_Exercise description:_ Select the lines below containing the word "Rating".

_Data for the task:_
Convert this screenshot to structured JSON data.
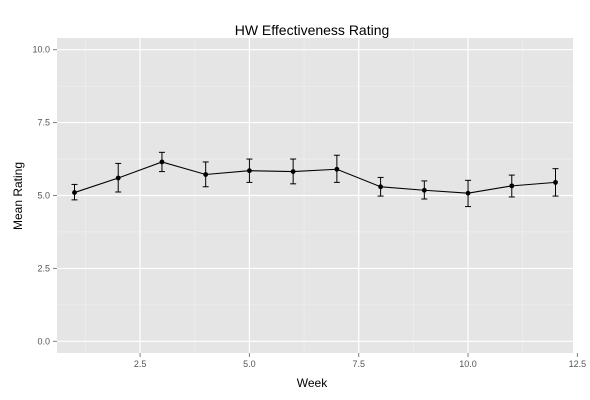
{
  "chart_data": {
    "type": "line",
    "title": "HW Effectiveness Rating",
    "xlabel": "Week",
    "ylabel": "Mean Rating",
    "xlim": [
      0.6,
      12.4
    ],
    "ylim": [
      -0.4,
      10.4
    ],
    "x_ticks": [
      2.5,
      5.0,
      7.5,
      10.0,
      12.5
    ],
    "x_tick_labels": [
      "2.5",
      "5.0",
      "7.5",
      "10.0",
      "12.5"
    ],
    "y_ticks": [
      0.0,
      2.5,
      5.0,
      7.5,
      10.0
    ],
    "y_tick_labels": [
      "0.0",
      "2.5",
      "5.0",
      "7.5",
      "10.0"
    ],
    "grid": true,
    "legend": "none",
    "colors": {
      "panel": "#e5e5e5",
      "grid_major": "#ffffff",
      "grid_minor": "#f0f0f0",
      "line": "#000000"
    },
    "series": [
      {
        "x": [
          1,
          2,
          3,
          4,
          5,
          6,
          7,
          8,
          9,
          10,
          11,
          12
        ],
        "y": [
          5.1,
          5.6,
          6.15,
          5.72,
          5.85,
          5.82,
          5.9,
          5.3,
          5.18,
          5.08,
          5.33,
          5.45
        ],
        "ymin": [
          4.85,
          5.12,
          5.82,
          5.3,
          5.45,
          5.4,
          5.45,
          4.98,
          4.88,
          4.62,
          4.95,
          4.98
        ],
        "ymax": [
          5.38,
          6.1,
          6.48,
          6.15,
          6.25,
          6.25,
          6.38,
          5.62,
          5.5,
          5.52,
          5.7,
          5.92
        ]
      }
    ]
  }
}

_Response:_
    "title": "HW Effectiveness Rating",
    "ylabel": "Mean Rating",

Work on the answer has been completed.